**Work instructions:**
In the data below, find each line containing the string "oxide" and return it.

Rows from a figure dataset:
╔══
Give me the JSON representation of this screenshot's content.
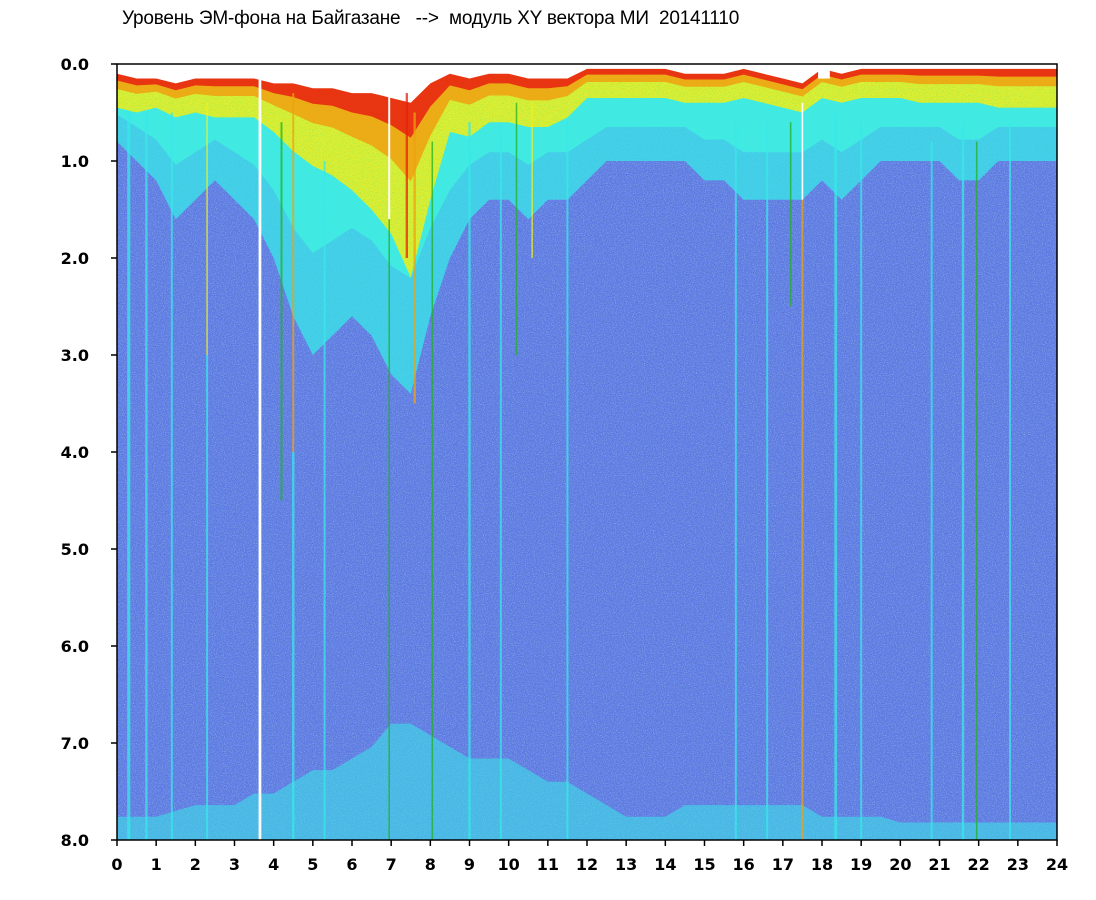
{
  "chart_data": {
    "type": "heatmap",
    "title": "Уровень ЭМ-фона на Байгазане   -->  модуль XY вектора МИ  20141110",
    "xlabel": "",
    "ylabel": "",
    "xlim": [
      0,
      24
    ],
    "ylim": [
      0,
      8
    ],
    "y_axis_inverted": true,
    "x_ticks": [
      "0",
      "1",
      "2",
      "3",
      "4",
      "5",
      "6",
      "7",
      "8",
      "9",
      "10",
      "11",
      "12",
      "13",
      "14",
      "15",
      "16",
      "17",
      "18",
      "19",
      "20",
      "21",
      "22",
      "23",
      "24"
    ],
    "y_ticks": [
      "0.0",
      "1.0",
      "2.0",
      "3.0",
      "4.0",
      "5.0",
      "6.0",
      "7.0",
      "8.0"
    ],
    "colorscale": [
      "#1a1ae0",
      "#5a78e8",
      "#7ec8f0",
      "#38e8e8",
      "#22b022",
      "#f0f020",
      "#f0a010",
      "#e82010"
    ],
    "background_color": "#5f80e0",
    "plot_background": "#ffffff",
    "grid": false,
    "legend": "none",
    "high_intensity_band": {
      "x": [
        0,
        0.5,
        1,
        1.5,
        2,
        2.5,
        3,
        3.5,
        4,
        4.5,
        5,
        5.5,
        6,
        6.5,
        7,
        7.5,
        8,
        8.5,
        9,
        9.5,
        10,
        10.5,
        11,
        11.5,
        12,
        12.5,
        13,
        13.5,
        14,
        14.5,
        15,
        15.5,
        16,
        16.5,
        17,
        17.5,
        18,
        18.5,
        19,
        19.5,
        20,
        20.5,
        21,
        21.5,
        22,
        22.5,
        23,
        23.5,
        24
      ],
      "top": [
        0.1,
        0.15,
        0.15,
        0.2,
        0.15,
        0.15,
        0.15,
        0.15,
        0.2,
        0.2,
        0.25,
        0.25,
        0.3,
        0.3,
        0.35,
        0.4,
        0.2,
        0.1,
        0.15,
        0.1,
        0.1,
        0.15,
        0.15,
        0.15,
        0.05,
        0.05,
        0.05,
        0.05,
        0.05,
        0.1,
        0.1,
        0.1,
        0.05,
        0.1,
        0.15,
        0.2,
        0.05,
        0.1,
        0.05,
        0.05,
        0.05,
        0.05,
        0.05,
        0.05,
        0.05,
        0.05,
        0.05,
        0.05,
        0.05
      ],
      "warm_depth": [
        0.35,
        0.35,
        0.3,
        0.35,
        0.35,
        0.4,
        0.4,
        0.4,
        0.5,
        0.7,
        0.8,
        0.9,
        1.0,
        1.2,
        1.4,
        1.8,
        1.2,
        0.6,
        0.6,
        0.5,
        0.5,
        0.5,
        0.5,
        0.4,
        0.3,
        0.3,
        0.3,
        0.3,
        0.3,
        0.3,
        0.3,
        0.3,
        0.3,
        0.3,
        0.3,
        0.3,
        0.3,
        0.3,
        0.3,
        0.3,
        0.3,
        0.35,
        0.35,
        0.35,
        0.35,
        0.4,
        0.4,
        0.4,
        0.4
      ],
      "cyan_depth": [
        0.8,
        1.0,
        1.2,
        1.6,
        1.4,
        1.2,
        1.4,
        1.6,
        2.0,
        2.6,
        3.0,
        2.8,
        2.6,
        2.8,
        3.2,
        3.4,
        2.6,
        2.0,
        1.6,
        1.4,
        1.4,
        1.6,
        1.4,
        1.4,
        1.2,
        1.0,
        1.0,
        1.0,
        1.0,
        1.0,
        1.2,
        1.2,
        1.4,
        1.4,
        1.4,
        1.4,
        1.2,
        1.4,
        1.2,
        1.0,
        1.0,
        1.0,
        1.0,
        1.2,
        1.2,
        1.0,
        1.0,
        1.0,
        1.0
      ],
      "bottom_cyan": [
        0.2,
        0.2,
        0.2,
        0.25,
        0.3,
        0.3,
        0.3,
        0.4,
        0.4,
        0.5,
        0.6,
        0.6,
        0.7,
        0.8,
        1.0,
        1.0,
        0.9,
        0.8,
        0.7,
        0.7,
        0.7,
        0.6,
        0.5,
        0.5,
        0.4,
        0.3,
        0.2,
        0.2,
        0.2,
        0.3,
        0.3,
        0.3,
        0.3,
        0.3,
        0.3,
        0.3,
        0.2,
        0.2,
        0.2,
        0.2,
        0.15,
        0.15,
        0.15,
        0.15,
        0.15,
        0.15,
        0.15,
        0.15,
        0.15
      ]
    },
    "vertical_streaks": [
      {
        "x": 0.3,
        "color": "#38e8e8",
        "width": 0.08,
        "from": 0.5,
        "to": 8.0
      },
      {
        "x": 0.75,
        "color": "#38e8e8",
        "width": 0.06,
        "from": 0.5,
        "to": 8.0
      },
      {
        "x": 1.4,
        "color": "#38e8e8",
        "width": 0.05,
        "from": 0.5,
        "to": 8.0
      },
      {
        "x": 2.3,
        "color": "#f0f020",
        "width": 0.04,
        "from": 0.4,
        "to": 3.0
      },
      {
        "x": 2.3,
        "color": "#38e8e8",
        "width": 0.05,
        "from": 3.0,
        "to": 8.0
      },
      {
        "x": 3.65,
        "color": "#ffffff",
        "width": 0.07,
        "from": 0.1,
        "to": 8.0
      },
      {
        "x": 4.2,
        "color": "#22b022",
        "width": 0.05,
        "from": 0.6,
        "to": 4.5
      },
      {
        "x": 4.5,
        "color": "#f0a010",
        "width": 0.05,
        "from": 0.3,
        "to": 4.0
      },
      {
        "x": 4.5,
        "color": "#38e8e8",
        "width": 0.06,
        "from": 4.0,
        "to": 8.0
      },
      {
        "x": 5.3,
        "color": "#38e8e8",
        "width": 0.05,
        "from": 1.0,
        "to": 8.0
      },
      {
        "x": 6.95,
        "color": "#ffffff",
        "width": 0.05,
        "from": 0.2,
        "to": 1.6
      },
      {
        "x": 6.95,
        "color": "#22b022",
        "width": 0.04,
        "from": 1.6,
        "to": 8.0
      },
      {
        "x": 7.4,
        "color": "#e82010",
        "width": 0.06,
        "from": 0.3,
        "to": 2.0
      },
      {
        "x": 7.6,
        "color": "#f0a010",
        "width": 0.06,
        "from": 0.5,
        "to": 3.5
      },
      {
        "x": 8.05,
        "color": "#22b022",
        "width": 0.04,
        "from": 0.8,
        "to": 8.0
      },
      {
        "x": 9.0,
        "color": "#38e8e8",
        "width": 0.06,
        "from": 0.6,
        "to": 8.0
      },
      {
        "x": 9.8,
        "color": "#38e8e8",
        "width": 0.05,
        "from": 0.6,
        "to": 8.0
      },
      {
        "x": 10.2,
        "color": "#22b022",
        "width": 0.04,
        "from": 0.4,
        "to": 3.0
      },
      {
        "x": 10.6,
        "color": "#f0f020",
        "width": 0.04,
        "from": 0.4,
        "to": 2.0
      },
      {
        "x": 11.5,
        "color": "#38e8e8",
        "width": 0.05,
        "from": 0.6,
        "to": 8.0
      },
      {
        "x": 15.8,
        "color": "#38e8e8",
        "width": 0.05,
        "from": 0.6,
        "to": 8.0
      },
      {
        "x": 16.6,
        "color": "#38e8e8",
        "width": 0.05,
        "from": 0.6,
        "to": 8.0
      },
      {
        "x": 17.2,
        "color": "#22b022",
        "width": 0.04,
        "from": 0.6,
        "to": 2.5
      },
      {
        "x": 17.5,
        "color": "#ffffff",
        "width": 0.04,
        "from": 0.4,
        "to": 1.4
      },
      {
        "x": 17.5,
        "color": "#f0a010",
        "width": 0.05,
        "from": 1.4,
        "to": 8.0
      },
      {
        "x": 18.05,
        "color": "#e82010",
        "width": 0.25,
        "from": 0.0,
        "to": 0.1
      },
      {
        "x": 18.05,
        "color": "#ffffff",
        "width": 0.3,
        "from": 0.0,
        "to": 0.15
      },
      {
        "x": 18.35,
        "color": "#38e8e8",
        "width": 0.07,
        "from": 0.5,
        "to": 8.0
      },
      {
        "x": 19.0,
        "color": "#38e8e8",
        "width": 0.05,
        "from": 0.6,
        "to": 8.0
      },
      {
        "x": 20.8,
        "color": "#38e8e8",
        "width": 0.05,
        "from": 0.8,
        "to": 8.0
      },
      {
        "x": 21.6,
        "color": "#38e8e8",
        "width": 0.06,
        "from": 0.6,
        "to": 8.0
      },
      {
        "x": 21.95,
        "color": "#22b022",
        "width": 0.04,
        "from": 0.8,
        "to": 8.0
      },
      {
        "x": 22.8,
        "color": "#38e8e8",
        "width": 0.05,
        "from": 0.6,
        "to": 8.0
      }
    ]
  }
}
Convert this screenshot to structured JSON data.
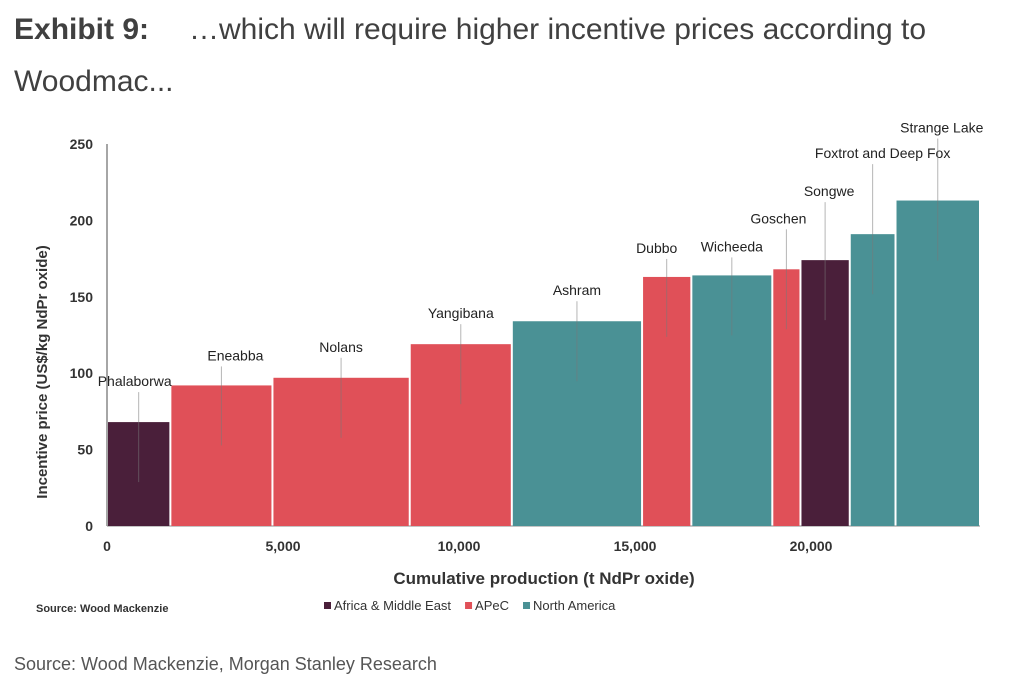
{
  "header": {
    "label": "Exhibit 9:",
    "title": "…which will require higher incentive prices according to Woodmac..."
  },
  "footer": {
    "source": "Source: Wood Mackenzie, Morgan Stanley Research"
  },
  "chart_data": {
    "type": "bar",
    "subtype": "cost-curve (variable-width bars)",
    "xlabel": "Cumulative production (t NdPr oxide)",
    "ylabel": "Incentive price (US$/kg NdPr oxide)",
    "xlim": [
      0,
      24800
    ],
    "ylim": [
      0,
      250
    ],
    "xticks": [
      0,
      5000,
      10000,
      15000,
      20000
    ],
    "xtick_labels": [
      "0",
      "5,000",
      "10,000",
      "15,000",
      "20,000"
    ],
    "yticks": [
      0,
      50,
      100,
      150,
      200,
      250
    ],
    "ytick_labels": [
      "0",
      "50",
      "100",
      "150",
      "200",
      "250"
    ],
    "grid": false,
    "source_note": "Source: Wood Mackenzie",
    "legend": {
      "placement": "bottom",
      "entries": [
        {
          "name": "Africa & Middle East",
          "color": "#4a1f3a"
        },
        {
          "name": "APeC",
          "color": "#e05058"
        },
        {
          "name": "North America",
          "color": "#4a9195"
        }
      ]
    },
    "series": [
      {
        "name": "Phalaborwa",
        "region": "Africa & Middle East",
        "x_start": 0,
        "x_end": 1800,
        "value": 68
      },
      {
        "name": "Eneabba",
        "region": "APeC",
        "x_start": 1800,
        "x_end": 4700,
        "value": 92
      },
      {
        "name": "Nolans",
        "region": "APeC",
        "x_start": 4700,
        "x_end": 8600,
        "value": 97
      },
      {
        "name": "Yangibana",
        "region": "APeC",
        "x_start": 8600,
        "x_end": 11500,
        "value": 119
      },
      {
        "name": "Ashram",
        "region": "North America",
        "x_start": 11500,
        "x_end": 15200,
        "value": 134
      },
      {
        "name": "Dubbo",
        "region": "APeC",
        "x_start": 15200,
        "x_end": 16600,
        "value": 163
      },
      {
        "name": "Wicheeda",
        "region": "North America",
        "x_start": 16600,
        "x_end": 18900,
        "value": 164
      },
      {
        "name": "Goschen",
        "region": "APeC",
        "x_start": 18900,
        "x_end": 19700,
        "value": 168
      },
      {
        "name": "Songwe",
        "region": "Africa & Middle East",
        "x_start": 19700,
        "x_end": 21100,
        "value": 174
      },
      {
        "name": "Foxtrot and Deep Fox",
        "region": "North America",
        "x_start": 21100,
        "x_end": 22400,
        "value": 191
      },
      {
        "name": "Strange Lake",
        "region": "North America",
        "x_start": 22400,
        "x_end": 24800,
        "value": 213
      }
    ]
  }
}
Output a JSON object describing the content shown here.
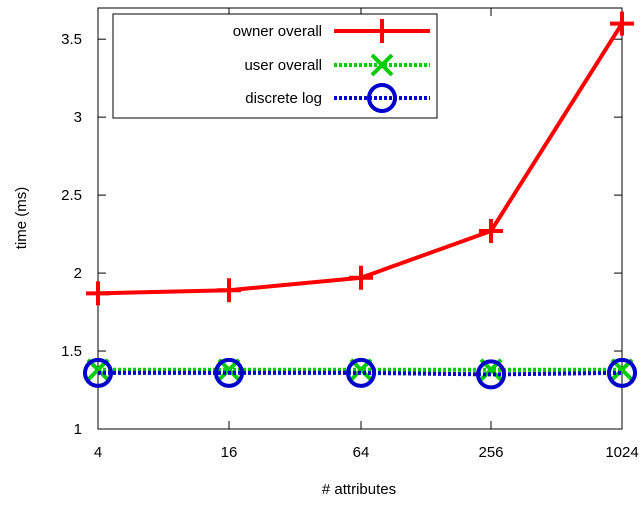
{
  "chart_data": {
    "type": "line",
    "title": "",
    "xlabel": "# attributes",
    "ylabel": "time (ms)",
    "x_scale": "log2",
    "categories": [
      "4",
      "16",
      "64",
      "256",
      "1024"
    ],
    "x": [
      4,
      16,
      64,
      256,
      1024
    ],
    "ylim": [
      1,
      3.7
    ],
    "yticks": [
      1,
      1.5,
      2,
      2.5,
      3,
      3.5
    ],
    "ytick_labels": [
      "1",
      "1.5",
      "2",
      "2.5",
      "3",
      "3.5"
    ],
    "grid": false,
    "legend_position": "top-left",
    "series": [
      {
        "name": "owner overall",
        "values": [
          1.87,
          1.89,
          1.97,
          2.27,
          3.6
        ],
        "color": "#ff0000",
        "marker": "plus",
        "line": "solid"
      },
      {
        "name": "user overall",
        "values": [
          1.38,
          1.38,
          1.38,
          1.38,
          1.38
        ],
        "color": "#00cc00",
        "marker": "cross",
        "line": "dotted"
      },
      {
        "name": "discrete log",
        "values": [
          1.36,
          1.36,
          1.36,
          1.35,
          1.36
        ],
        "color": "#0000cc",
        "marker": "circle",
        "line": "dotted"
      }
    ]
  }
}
╚══
**Expected answer:**
    "xlabel": "Cumulative production (t NdPr oxide)",
    "ylabel": "Incentive price (US$/kg NdPr oxide)",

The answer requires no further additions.